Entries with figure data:
==========

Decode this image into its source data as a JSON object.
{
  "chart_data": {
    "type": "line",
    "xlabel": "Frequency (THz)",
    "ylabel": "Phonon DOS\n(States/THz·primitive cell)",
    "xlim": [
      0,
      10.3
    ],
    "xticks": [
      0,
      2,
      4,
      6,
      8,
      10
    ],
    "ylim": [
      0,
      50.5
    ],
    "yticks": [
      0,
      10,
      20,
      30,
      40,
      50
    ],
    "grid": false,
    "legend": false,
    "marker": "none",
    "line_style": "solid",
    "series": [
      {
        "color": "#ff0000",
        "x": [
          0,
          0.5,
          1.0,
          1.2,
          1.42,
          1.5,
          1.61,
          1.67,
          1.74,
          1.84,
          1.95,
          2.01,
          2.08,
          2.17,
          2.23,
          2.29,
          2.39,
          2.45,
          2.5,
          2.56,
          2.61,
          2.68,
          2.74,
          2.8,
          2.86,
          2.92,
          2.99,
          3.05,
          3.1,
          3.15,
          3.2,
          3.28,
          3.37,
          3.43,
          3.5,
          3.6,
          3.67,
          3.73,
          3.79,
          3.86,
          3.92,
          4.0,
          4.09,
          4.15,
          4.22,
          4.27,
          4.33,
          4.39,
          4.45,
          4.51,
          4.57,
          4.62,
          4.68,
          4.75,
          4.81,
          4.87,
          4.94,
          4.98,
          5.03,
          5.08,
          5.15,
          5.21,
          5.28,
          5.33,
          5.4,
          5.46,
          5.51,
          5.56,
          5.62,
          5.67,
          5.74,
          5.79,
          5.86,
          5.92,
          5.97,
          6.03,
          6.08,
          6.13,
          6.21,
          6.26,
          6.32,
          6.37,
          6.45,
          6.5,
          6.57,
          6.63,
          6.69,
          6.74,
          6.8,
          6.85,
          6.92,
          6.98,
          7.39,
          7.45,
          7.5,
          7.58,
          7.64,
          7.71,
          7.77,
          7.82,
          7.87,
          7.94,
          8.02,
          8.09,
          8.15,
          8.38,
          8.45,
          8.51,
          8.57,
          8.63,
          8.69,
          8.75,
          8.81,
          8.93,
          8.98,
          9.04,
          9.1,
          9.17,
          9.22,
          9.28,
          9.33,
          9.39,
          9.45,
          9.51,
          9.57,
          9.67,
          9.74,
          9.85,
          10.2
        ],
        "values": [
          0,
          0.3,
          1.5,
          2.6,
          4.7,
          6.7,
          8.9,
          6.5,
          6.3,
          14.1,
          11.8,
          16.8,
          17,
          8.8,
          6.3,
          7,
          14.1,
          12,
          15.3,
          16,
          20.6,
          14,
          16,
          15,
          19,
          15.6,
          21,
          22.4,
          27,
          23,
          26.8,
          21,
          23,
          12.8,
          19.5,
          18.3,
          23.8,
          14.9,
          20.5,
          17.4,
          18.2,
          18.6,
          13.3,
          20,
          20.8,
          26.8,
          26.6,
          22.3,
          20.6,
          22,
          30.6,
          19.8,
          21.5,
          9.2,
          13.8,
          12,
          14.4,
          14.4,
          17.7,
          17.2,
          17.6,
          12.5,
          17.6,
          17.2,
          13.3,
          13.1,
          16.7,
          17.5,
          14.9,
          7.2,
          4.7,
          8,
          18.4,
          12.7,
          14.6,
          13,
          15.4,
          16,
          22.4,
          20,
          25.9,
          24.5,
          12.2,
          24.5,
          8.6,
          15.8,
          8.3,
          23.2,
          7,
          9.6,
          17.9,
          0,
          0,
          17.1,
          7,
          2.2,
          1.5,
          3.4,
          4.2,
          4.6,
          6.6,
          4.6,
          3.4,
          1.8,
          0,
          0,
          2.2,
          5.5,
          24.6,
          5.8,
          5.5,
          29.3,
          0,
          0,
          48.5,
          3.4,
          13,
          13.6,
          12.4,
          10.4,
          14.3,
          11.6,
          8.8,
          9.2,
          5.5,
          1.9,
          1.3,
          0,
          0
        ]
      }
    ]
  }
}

==========

§ WHAT YOU WILL DO: Copy the entries above exactly, leaving none out.

§ CORRECT OUTPUT:
Decode this image into its source data as a JSON object.
{
  "chart_data": {
    "type": "line",
    "xlabel": "Frequency (THz)",
    "ylabel": "Phonon DOS\n(States/THz·primitive cell)",
    "xlim": [
      0,
      10.3
    ],
    "xticks": [
      0,
      2,
      4,
      6,
      8,
      10
    ],
    "ylim": [
      0,
      50.5
    ],
    "yticks": [
      0,
      10,
      20,
      30,
      40,
      50
    ],
    "grid": false,
    "legend": false,
    "marker": "none",
    "line_style": "solid",
    "series": [
      {
        "color": "#ff0000",
        "x": [
          0,
          0.5,
          1.0,
          1.2,
          1.42,
          1.5,
          1.61,
          1.67,
          1.74,
          1.84,
          1.95,
          2.01,
          2.08,
          2.17,
          2.23,
          2.29,
          2.39,
          2.45,
          2.5,
          2.56,
          2.61,
          2.68,
          2.74,
          2.8,
          2.86,
          2.92,
          2.99,
          3.05,
          3.1,
          3.15,
          3.2,
          3.28,
          3.37,
          3.43,
          3.5,
          3.6,
          3.67,
          3.73,
          3.79,
          3.86,
          3.92,
          4.0,
          4.09,
          4.15,
          4.22,
          4.27,
          4.33,
          4.39,
          4.45,
          4.51,
          4.57,
          4.62,
          4.68,
          4.75,
          4.81,
          4.87,
          4.94,
          4.98,
          5.03,
          5.08,
          5.15,
          5.21,
          5.28,
          5.33,
          5.4,
          5.46,
          5.51,
          5.56,
          5.62,
          5.67,
          5.74,
          5.79,
          5.86,
          5.92,
          5.97,
          6.03,
          6.08,
          6.13,
          6.21,
          6.26,
          6.32,
          6.37,
          6.45,
          6.5,
          6.57,
          6.63,
          6.69,
          6.74,
          6.8,
          6.85,
          6.92,
          6.98,
          7.39,
          7.45,
          7.5,
          7.58,
          7.64,
          7.71,
          7.77,
          7.82,
          7.87,
          7.94,
          8.02,
          8.09,
          8.15,
          8.38,
          8.45,
          8.51,
          8.57,
          8.63,
          8.69,
          8.75,
          8.81,
          8.93,
          8.98,
          9.04,
          9.1,
          9.17,
          9.22,
          9.28,
          9.33,
          9.39,
          9.45,
          9.51,
          9.57,
          9.67,
          9.74,
          9.85,
          10.2
        ],
        "values": [
          0,
          0.3,
          1.5,
          2.6,
          4.7,
          6.7,
          8.9,
          6.5,
          6.3,
          14.1,
          11.8,
          16.8,
          17,
          8.8,
          6.3,
          7,
          14.1,
          12,
          15.3,
          16,
          20.6,
          14,
          16,
          15,
          19,
          15.6,
          21,
          22.4,
          27,
          23,
          26.8,
          21,
          23,
          12.8,
          19.5,
          18.3,
          23.8,
          14.9,
          20.5,
          17.4,
          18.2,
          18.6,
          13.3,
          20,
          20.8,
          26.8,
          26.6,
          22.3,
          20.6,
          22,
          30.6,
          19.8,
          21.5,
          9.2,
          13.8,
          12,
          14.4,
          14.4,
          17.7,
          17.2,
          17.6,
          12.5,
          17.6,
          17.2,
          13.3,
          13.1,
          16.7,
          17.5,
          14.9,
          7.2,
          4.7,
          8,
          18.4,
          12.7,
          14.6,
          13,
          15.4,
          16,
          22.4,
          20,
          25.9,
          24.5,
          12.2,
          24.5,
          8.6,
          15.8,
          8.3,
          23.2,
          7,
          9.6,
          17.9,
          0,
          0,
          17.1,
          7,
          2.2,
          1.5,
          3.4,
          4.2,
          4.6,
          6.6,
          4.6,
          3.4,
          1.8,
          0,
          0,
          2.2,
          5.5,
          24.6,
          5.8,
          5.5,
          29.3,
          0,
          0,
          48.5,
          3.4,
          13,
          13.6,
          12.4,
          10.4,
          14.3,
          11.6,
          8.8,
          9.2,
          5.5,
          1.9,
          1.3,
          0,
          0
        ]
      }
    ]
  }
}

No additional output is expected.